* **Directive**: Can you quote the records below in full, word for word?

* **Dataset rows about figures**:

■ ■ ■ ■ ■

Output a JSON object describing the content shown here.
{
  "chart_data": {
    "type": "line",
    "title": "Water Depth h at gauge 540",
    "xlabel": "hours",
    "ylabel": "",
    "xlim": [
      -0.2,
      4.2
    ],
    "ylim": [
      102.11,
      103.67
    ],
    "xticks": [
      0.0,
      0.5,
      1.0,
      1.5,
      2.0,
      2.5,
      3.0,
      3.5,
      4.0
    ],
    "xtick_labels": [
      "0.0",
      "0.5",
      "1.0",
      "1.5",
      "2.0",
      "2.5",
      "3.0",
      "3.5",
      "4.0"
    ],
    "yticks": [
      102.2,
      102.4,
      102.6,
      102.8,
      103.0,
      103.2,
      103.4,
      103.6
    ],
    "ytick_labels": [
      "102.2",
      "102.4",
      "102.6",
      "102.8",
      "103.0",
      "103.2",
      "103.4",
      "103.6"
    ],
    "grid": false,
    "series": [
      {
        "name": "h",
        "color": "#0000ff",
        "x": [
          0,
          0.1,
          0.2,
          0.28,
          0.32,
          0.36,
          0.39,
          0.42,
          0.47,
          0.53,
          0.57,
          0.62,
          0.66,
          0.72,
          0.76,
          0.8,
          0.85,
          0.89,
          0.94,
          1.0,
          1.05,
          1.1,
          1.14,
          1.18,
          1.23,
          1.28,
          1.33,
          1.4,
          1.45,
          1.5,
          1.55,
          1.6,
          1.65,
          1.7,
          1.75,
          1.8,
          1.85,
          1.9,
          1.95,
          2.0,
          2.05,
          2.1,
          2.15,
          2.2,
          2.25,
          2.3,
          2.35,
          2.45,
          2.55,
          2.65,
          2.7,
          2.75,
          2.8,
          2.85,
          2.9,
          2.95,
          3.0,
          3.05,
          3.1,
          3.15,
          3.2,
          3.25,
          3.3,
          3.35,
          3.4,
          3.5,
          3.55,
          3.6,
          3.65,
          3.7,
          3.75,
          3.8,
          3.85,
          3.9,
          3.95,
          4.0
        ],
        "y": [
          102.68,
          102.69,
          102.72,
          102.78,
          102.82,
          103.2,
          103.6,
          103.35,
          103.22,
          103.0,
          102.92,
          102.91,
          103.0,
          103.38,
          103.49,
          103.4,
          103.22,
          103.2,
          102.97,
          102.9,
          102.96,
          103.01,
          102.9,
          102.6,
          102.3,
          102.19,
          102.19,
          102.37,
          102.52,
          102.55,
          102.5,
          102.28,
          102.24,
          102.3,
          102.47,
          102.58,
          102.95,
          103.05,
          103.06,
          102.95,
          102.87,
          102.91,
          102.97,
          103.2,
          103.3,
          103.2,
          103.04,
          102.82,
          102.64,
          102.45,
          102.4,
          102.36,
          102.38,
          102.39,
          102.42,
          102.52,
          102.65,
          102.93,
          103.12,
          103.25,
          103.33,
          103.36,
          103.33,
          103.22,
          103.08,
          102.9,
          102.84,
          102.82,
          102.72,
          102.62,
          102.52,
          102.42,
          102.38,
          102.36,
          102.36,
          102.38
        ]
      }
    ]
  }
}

■ ■ ■ ■ ■

* **Full output**:
Output a JSON object describing the content shown here.
{
  "chart_data": {
    "type": "line",
    "title": "Water Depth h at gauge 540",
    "xlabel": "hours",
    "ylabel": "",
    "xlim": [
      -0.2,
      4.2
    ],
    "ylim": [
      102.11,
      103.67
    ],
    "xticks": [
      0.0,
      0.5,
      1.0,
      1.5,
      2.0,
      2.5,
      3.0,
      3.5,
      4.0
    ],
    "xtick_labels": [
      "0.0",
      "0.5",
      "1.0",
      "1.5",
      "2.0",
      "2.5",
      "3.0",
      "3.5",
      "4.0"
    ],
    "yticks": [
      102.2,
      102.4,
      102.6,
      102.8,
      103.0,
      103.2,
      103.4,
      103.6
    ],
    "ytick_labels": [
      "102.2",
      "102.4",
      "102.6",
      "102.8",
      "103.0",
      "103.2",
      "103.4",
      "103.6"
    ],
    "grid": false,
    "series": [
      {
        "name": "h",
        "color": "#0000ff",
        "x": [
          0,
          0.1,
          0.2,
          0.28,
          0.32,
          0.36,
          0.39,
          0.42,
          0.47,
          0.53,
          0.57,
          0.62,
          0.66,
          0.72,
          0.76,
          0.8,
          0.85,
          0.89,
          0.94,
          1.0,
          1.05,
          1.1,
          1.14,
          1.18,
          1.23,
          1.28,
          1.33,
          1.4,
          1.45,
          1.5,
          1.55,
          1.6,
          1.65,
          1.7,
          1.75,
          1.8,
          1.85,
          1.9,
          1.95,
          2.0,
          2.05,
          2.1,
          2.15,
          2.2,
          2.25,
          2.3,
          2.35,
          2.45,
          2.55,
          2.65,
          2.7,
          2.75,
          2.8,
          2.85,
          2.9,
          2.95,
          3.0,
          3.05,
          3.1,
          3.15,
          3.2,
          3.25,
          3.3,
          3.35,
          3.4,
          3.5,
          3.55,
          3.6,
          3.65,
          3.7,
          3.75,
          3.8,
          3.85,
          3.9,
          3.95,
          4.0
        ],
        "y": [
          102.68,
          102.69,
          102.72,
          102.78,
          102.82,
          103.2,
          103.6,
          103.35,
          103.22,
          103.0,
          102.92,
          102.91,
          103.0,
          103.38,
          103.49,
          103.4,
          103.22,
          103.2,
          102.97,
          102.9,
          102.96,
          103.01,
          102.9,
          102.6,
          102.3,
          102.19,
          102.19,
          102.37,
          102.52,
          102.55,
          102.5,
          102.28,
          102.24,
          102.3,
          102.47,
          102.58,
          102.95,
          103.05,
          103.06,
          102.95,
          102.87,
          102.91,
          102.97,
          103.2,
          103.3,
          103.2,
          103.04,
          102.82,
          102.64,
          102.45,
          102.4,
          102.36,
          102.38,
          102.39,
          102.42,
          102.52,
          102.65,
          102.93,
          103.12,
          103.25,
          103.33,
          103.36,
          103.33,
          103.22,
          103.08,
          102.9,
          102.84,
          102.82,
          102.72,
          102.62,
          102.52,
          102.42,
          102.38,
          102.36,
          102.36,
          102.38
        ]
      }
    ]
  }
}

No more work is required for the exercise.